-- WHAT YOU ARE ASKED TO DO --
Using the listing below, select the lines with the word "verteilt" and copy them.

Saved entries
────────

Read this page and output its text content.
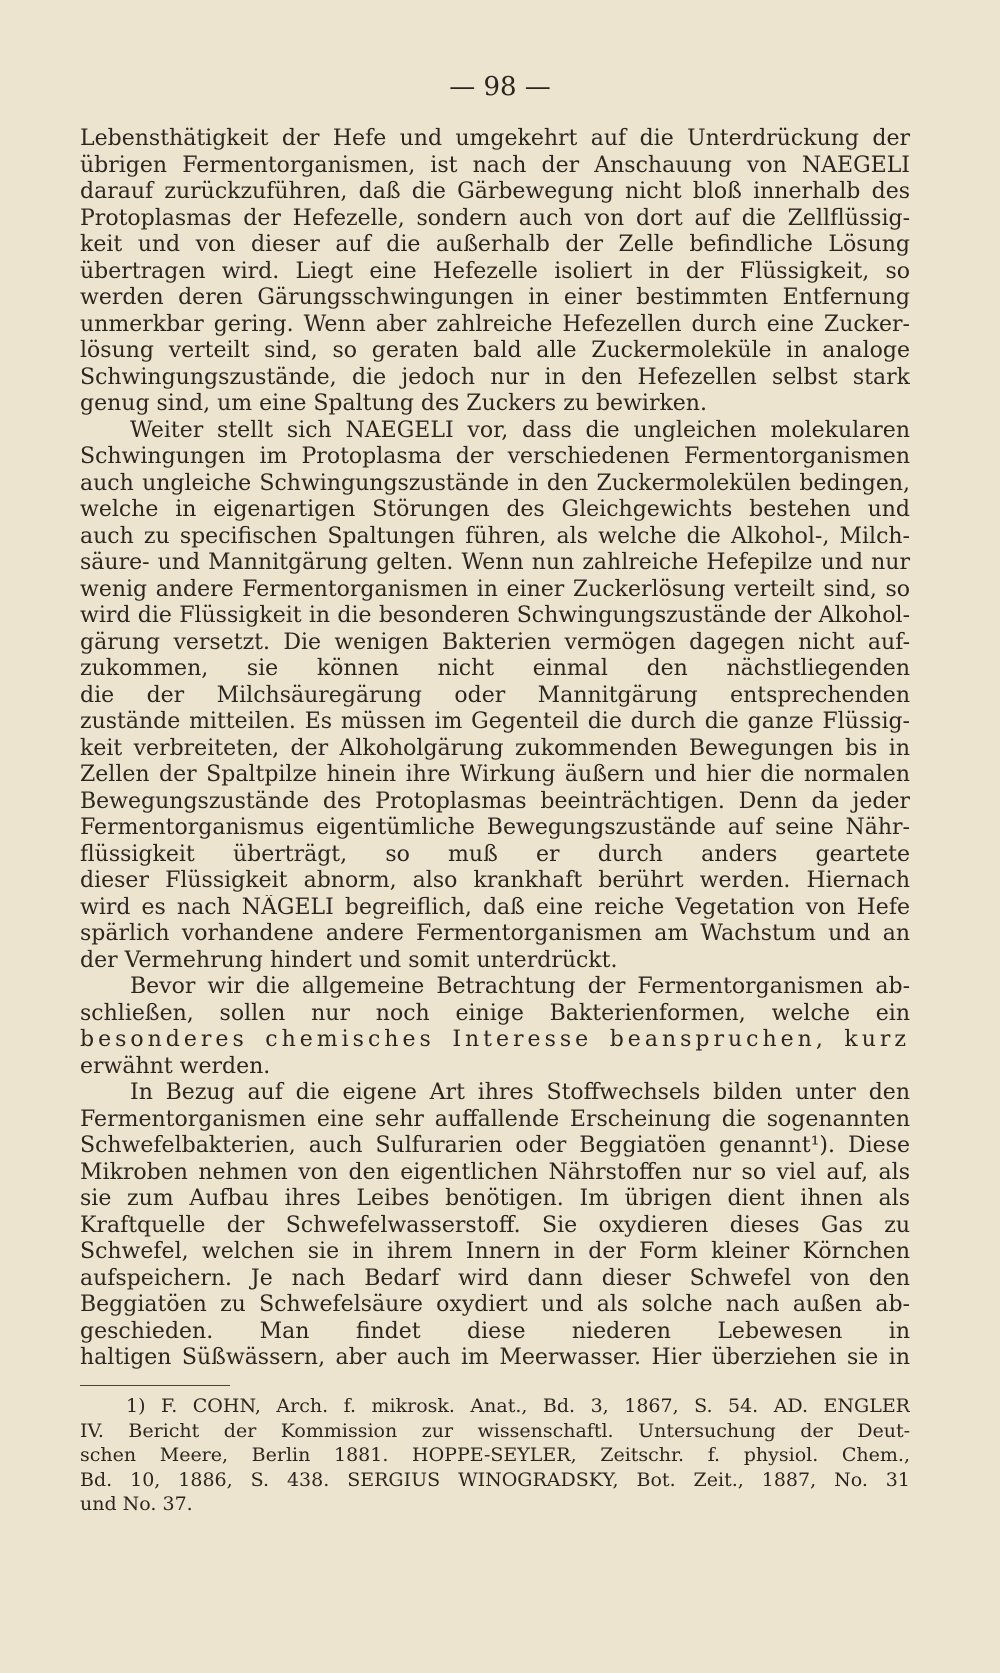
— 98 —

Lebensthätigkeit der Hefe und umgekehrt auf die Unterdrückung der
übrigen Fermentorganismen, ist nach der Anschauung von NAEGELI
darauf zurückzuführen, daß die Gärbewegung nicht bloß innerhalb des
Protoplasmas der Hefezelle, sondern auch von dort auf die Zellflüssig-
keit und von dieser auf die außerhalb der Zelle befindliche Lösung
übertragen wird. Liegt eine Hefezelle isoliert in der Flüssigkeit, so
werden deren Gärungsschwingungen in einer bestimmten Entfernung
unmerkbar gering. Wenn aber zahlreiche Hefezellen durch eine Zucker-
lösung verteilt sind, so geraten bald alle Zuckermoleküle in analoge
Schwingungszustände, die jedoch nur in den Hefezellen selbst stark
genug sind, um eine Spaltung des Zuckers zu bewirken.

Weiter stellt sich NAEGELI vor, dass die ungleichen molekularen
Schwingungen im Protoplasma der verschiedenen Fermentorganismen
auch ungleiche Schwingungszustände in den Zuckermolekülen bedingen,
welche in eigenartigen Störungen des Gleichgewichts bestehen und
auch zu specifischen Spaltungen führen, als welche die Alkohol-, Milch-
säure- und Mannitgärung gelten. Wenn nun zahlreiche Hefepilze und nur
wenig andere Fermentorganismen in einer Zuckerlösung verteilt sind, so
wird die Flüssigkeit in die besonderen Schwingungszustände der Alkohol-
gärung versetzt. Die wenigen Bakterien vermögen dagegen nicht auf-
zukommen, sie können nicht einmal den nächstliegenden
die der Milchsäuregärung oder Mannitgärung entsprechenden
zustände mitteilen. Es müssen im Gegenteil die durch die ganze Flüssig-
keit verbreiteten, der Alkoholgärung zukommenden Bewegungen bis in
Zellen der Spaltpilze hinein ihre Wirkung äußern und hier die normalen
Bewegungszustände des Protoplasmas beeinträchtigen. Denn da jeder
Fermentorganismus eigentümliche Bewegungszustände auf seine Nähr-
flüssigkeit überträgt, so muß er durch anders geartete
dieser Flüssigkeit abnorm, also krankhaft berührt werden. Hiernach
wird es nach NÄGELI begreiflich, daß eine reiche Vegetation von Hefe
spärlich vorhandene andere Fermentorganismen am Wachstum und an
der Vermehrung hindert und somit unterdrückt.

Bevor wir die allgemeine Betrachtung der Fermentorganismen ab-
schließen, sollen nur noch einige Bakterienformen, welche ein
besonderes chemisches Interesse beanspruchen, kurz
erwähnt werden.

In Bezug auf die eigene Art ihres Stoffwechsels bilden unter den
Fermentorganismen eine sehr auffallende Erscheinung die sogenannten
Schwefelbakterien, auch Sulfurarien oder Beggiatöen genannt¹). Diese
Mikroben nehmen von den eigentlichen Nährstoffen nur so viel auf, als
sie zum Aufbau ihres Leibes benötigen. Im übrigen dient ihnen als
Kraftquelle der Schwefelwasserstoff. Sie oxydieren dieses Gas zu
Schwefel, welchen sie in ihrem Innern in der Form kleiner Körnchen
aufspeichern. Je nach Bedarf wird dann dieser Schwefel von den
Beggiatöen zu Schwefelsäure oxydiert und als solche nach außen ab-
geschieden. Man findet diese niederen Lebewesen in
haltigen Süßwässern, aber auch im Meerwasser. Hier überziehen sie in

1) F. COHN, Arch. f. mikrosk. Anat., Bd. 3, 1867, S. 54. AD. ENGLER
IV. Bericht der Kommission zur wissenschaftl. Untersuchung der Deut-
schen Meere, Berlin 1881. HOPPE-SEYLER, Zeitschr. f. physiol. Chem.,
Bd. 10, 1886, S. 438. SERGIUS WINOGRADSKY, Bot. Zeit., 1887, No. 31
und No. 37.
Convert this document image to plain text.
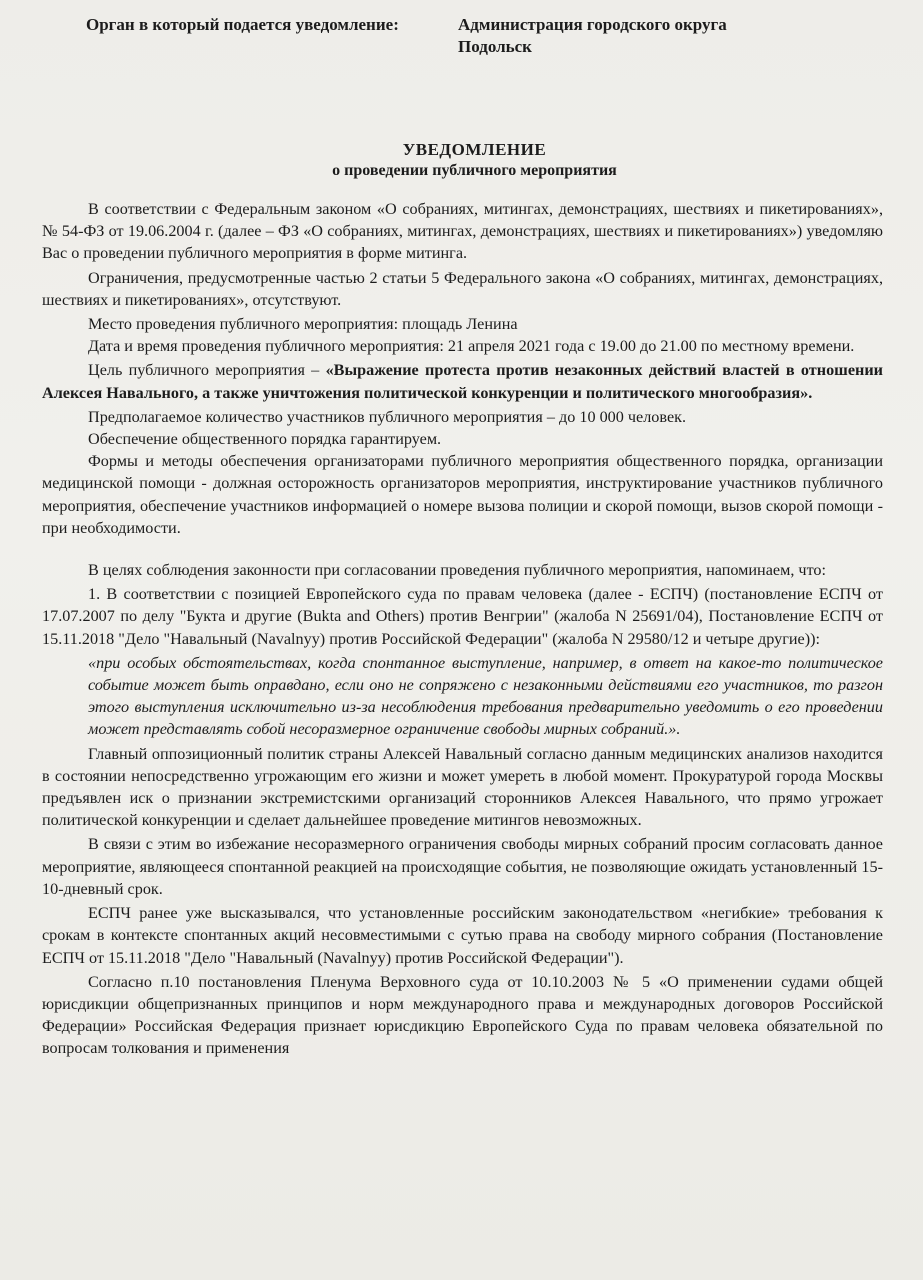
Орган в который подается уведомление:	Администрация городского округа
Подольск
УВЕДОМЛЕНИЕ
о проведении публичного мероприятия

В соответствии с Федеральным законом «О собраниях, митингах, демонстрациях, шествиях и пикетированиях», № 54-ФЗ от 19.06.2004 г. (далее – ФЗ «О собраниях, митингах, демонстрациях, шествиях и пикетированиях») уведомляю Вас о проведении публичного мероприятия в форме митинга.

Ограничения, предусмотренные частью 2 статьи 5 Федерального закона «О собраниях, митингах, демонстрациях, шествиях и пикетированиях», отсутствуют.

Место проведения публичного мероприятия: площадь Ленина

Дата и время проведения публичного мероприятия: 21 апреля 2021 года с 19.00 до 21.00 по местному времени.

Цель публичного мероприятия – «Выражение протеста против незаконных действий властей в отношении Алексея Навального, а также уничтожения политической конкуренции и политического многообразия».

Предполагаемое количество участников публичного мероприятия – до 10 000 человек.

Обеспечение общественного порядка гарантируем.

Формы и методы обеспечения организаторами публичного мероприятия общественного порядка, организации медицинской помощи - должная осторожность организаторов мероприятия, инструктирование участников публичного мероприятия, обеспечение участников информацией о номере вызова полиции и скорой помощи, вызов скорой помощи - при необходимости.

В целях соблюдения законности при согласовании проведения публичного мероприятия, напоминаем, что:

1. В соответствии с позицией Европейского суда по правам человека (далее - ЕСПЧ) (постановление ЕСПЧ от 17.07.2007 по делу "Букта и другие (Bukta and Others) против Венгрии" (жалоба N 25691/04), Постановление ЕСПЧ от 15.11.2018 "Дело "Навальный (Navalnyy) против Российской Федерации" (жалоба N 29580/12 и четыре другие)):

«при особых обстоятельствах, когда спонтанное выступление, например, в ответ на какое-то политическое событие может быть оправдано, если оно не сопряжено с незаконными действиями его участников, то разгон этого выступления исключительно из-за несоблюдения требования предварительно уведомить о его проведении может представлять собой несоразмерное ограничение свободы мирных собраний.».

Главный оппозиционный политик страны Алексей Навальный согласно данным медицинских анализов находится в состоянии непосредственно угрожающим его жизни и может умереть в любой момент. Прокуратурой города Москвы предъявлен иск о признании экстремистскими организаций сторонников Алексея Навального, что прямо угрожает политической конкуренции и сделает дальнейшее проведение митингов невозможных.

В связи с этим во избежание несоразмерного ограничения свободы мирных собраний просим согласовать данное мероприятие, являющееся спонтанной реакцией на происходящие события, не позволяющие ожидать установленный 15-10-дневный срок.

ЕСПЧ ранее уже высказывался, что установленные российским законодательством «негибкие» требования к срокам в контексте спонтанных акций несовместимыми с сутью права на свободу мирного собрания (Постановление ЕСПЧ от 15.11.2018 "Дело "Навальный (Navalnyy) против Российской Федерации").

Согласно п.10 постановления Пленума Верховного суда от 10.10.2003 № 5 «О применении судами общей юрисдикции общепризнанных принципов и норм международного права и международных договоров Российской Федерации» Российская Федерация признает юрисдикцию Европейского Суда по правам человека обязательной по вопросам толкования и применения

────────

-- IN RESPONSE --
lösung verteilt sind, so geraten bald alle Zuckermoleküle in analoge
wenig andere Fermentorganismen in einer Zuckerlösung verteilt sind, so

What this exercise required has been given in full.